## EXERCISE PROMPT
Each entry needs to be restated exactly as written.

## ROWS
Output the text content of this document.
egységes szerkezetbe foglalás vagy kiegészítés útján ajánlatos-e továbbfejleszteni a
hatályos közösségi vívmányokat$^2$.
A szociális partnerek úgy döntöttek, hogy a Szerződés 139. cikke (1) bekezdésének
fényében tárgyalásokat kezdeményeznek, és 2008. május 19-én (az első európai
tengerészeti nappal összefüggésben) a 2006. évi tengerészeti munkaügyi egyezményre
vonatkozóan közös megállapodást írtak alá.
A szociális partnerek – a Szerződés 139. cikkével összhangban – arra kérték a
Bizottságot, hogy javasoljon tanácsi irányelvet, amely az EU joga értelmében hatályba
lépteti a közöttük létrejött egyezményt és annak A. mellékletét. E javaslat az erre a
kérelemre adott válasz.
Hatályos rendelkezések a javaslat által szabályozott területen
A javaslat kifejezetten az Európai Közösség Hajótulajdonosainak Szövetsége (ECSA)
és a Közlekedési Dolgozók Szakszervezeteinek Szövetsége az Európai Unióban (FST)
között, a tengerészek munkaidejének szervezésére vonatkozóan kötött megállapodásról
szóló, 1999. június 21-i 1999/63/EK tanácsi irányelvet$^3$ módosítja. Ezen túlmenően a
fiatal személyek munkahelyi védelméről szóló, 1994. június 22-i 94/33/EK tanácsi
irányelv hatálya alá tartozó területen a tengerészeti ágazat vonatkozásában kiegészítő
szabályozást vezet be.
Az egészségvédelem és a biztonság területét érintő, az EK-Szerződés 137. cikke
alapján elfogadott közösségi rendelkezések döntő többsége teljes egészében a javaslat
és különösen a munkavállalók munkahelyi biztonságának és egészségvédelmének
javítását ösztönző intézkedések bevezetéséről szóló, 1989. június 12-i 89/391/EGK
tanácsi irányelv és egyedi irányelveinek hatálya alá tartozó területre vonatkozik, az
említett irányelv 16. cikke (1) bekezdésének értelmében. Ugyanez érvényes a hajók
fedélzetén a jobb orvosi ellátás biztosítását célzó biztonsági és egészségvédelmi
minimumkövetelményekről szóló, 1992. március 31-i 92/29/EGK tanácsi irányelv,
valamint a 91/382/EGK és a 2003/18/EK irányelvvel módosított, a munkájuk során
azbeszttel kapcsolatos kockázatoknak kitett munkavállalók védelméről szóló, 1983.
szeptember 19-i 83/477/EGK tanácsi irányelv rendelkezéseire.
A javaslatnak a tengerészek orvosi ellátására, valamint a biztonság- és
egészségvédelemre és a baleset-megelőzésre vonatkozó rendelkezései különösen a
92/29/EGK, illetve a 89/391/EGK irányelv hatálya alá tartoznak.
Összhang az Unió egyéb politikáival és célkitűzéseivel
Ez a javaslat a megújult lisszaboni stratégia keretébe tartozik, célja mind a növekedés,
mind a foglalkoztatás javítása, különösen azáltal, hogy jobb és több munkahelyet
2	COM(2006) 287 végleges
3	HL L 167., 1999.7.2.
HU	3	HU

## WRITTEN RESPONSE
Output the text content of this document.
egységes szerkezetbe foglalás vagy kiegészítés útján ajánlatos-e továbbfejleszteni a
hatályos közösségi vívmányokat$^2$.
A szociális partnerek úgy döntöttek, hogy a Szerződés 139. cikke (1) bekezdésének
fényében tárgyalásokat kezdeményeznek, és 2008. május 19-én (az első európai
tengerészeti nappal összefüggésben) a 2006. évi tengerészeti munkaügyi egyezményre
vonatkozóan közös megállapodást írtak alá.
A szociális partnerek – a Szerződés 139. cikkével összhangban – arra kérték a
Bizottságot, hogy javasoljon tanácsi irányelvet, amely az EU joga értelmében hatályba
lépteti a közöttük létrejött egyezményt és annak A. mellékletét. E javaslat az erre a
kérelemre adott válasz.
Hatályos rendelkezések a javaslat által szabályozott területen
A javaslat kifejezetten az Európai Közösség Hajótulajdonosainak Szövetsége (ECSA)
és a Közlekedési Dolgozók Szakszervezeteinek Szövetsége az Európai Unióban (FST)
között, a tengerészek munkaidejének szervezésére vonatkozóan kötött megállapodásról
szóló, 1999. június 21-i 1999/63/EK tanácsi irányelvet$^3$ módosítja. Ezen túlmenően a
fiatal személyek munkahelyi védelméről szóló, 1994. június 22-i 94/33/EK tanácsi
irányelv hatálya alá tartozó területen a tengerészeti ágazat vonatkozásában kiegészítő
szabályozást vezet be.
Az egészségvédelem és a biztonság területét érintő, az EK-Szerződés 137. cikke
alapján elfogadott közösségi rendelkezések döntő többsége teljes egészében a javaslat
és különösen a munkavállalók munkahelyi biztonságának és egészségvédelmének
javítását ösztönző intézkedések bevezetéséről szóló, 1989. június 12-i 89/391/EGK
tanácsi irányelv és egyedi irányelveinek hatálya alá tartozó területre vonatkozik, az
említett irányelv 16. cikke (1) bekezdésének értelmében. Ugyanez érvényes a hajók
fedélzetén a jobb orvosi ellátás biztosítását célzó biztonsági és egészségvédelmi
minimumkövetelményekről szóló, 1992. március 31-i 92/29/EGK tanácsi irányelv,
valamint a 91/382/EGK és a 2003/18/EK irányelvvel módosított, a munkájuk során
azbeszttel kapcsolatos kockázatoknak kitett munkavállalók védelméről szóló, 1983.
szeptember 19-i 83/477/EGK tanácsi irányelv rendelkezéseire.
A javaslatnak a tengerészek orvosi ellátására, valamint a biztonság- és
egészségvédelemre és a baleset-megelőzésre vonatkozó rendelkezései különösen a
92/29/EGK, illetve a 89/391/EGK irányelv hatálya alá tartoznak.
Összhang az Unió egyéb politikáival és célkitűzéseivel
Ez a javaslat a megújult lisszaboni stratégia keretébe tartozik, célja mind a növekedés,
mind a foglalkoztatás javítása, különösen azáltal, hogy jobb és több munkahelyet
2	COM(2006) 287 végleges
3	HL L 167., 1999.7.2.
HU	3	HU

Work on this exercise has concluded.